Type the records out again in full, exactly.

▶ [Data for processing]:
____________________

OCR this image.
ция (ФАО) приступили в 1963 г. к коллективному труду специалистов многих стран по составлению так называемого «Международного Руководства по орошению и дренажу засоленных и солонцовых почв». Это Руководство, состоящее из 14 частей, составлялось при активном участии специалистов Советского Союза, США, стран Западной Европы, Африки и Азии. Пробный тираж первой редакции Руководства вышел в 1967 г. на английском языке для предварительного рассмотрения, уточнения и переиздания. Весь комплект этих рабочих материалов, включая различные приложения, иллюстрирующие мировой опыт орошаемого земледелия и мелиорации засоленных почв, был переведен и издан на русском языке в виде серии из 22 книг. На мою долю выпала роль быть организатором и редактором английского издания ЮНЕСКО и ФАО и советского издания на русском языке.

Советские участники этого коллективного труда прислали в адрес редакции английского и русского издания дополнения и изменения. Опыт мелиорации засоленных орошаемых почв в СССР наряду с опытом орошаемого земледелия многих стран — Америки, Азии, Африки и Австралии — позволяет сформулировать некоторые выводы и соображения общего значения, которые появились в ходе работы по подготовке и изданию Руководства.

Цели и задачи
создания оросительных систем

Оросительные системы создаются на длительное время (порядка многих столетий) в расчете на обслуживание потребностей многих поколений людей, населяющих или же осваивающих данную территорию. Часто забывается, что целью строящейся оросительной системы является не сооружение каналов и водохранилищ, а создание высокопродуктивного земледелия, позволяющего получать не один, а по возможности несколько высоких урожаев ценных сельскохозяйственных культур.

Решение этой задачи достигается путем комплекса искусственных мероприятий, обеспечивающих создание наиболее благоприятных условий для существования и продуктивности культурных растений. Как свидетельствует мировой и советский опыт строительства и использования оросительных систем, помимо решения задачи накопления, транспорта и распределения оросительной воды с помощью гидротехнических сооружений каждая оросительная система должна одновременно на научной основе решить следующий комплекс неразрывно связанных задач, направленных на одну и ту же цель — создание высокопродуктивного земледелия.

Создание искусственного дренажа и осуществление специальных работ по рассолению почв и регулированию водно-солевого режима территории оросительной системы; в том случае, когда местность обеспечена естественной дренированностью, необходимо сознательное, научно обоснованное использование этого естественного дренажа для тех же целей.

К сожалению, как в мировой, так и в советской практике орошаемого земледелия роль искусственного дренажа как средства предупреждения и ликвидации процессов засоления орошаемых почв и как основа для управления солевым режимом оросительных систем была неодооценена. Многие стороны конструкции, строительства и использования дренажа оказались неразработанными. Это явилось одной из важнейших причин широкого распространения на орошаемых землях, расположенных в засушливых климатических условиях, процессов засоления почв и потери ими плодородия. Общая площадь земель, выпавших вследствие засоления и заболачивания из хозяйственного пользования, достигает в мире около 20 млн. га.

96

____________________

▶ [Output of the task]:
OCR this image.
ция (ФАО) приступили в 1963 г. к коллективному труду специалистов многих стран по составлению так называемого «Международного Руководства по орошению и дренажу засоленных и солонцовых почв». Это Руководство, состоящее из 14 частей, составлялось при активном участии специалистов Советского Союза, США, стран Западной Европы, Африки и Азии. Пробный тираж первой редакции Руководства вышел в 1967 г. на английском языке для предварительного рассмотрения, уточнения и переиздания. Весь комплект этих рабочих материалов, включая различные приложения, иллюстрирующие мировой опыт орошаемого земледелия и мелиорации засоленных почв, был переведен и издан на русском языке в виде серии из 22 книг. На мою долю выпала роль быть организатором и редактором английского издания ЮНЕСКО и ФАО и советского издания на русском языке.

Советские участники этого коллективного труда прислали в адрес редакции английского и русского издания дополнения и изменения. Опыт мелиорации засоленных орошаемых почв в СССР наряду с опытом орошаемого земледелия многих стран — Америки, Азии, Африки и Австралии — позволяет сформулировать некоторые выводы и соображения общего значения, которые появились в ходе работы по подготовке и изданию Руководства.

Цели и задачи
создания оросительных систем

Оросительные системы создаются на длительное время (порядка многих столетий) в расчете на обслуживание потребностей многих поколений людей, населяющих или же осваивающих данную территорию. Часто забывается, что целью строящейся оросительной системы является не сооружение каналов и водохранилищ, а создание высокопродуктивного земледелия, позволяющего получать не один, а по возможности несколько высоких урожаев ценных сельскохозяйственных культур.

Решение этой задачи достигается путем комплекса искусственных мероприятий, обеспечивающих создание наиболее благоприятных условий для существования и продуктивности культурных растений. Как свидетельствует мировой и советский опыт строительства и использования оросительных систем, помимо решения задачи накопления, транспорта и распределения оросительной воды с помощью гидротехнических сооружений каждая оросительная система должна одновременно на научной основе решить следующий комплекс неразрывно связанных задач, направленных на одну и ту же цель — создание высокопродуктивного земледелия.

Создание искусственного дренажа и осуществление специальных работ по рассолению почв и регулированию водно-солевого режима территории оросительной системы; в том случае, когда местность обеспечена естественной дренированностью, необходимо сознательное, научно обоснованное использование этого естественного дренажа для тех же целей.

К сожалению, как в мировой, так и в советской практике орошаемого земледелия роль искусственного дренажа как средства предупреждения и ликвидации процессов засоления орошаемых почв и как основа для управления солевым режимом оросительных систем была неодооценена. Многие стороны конструкции, строительства и использования дренажа оказались неразработанными. Это явилось одной из важнейших причин широкого распространения на орошаемых землях, расположенных в засушливых климатических условиях, процессов засоления почв и потери ими плодородия. Общая площадь земель, выпавших вследствие засоления и заболачивания из хозяйственного пользования, достигает в мире около 20 млн. га.

96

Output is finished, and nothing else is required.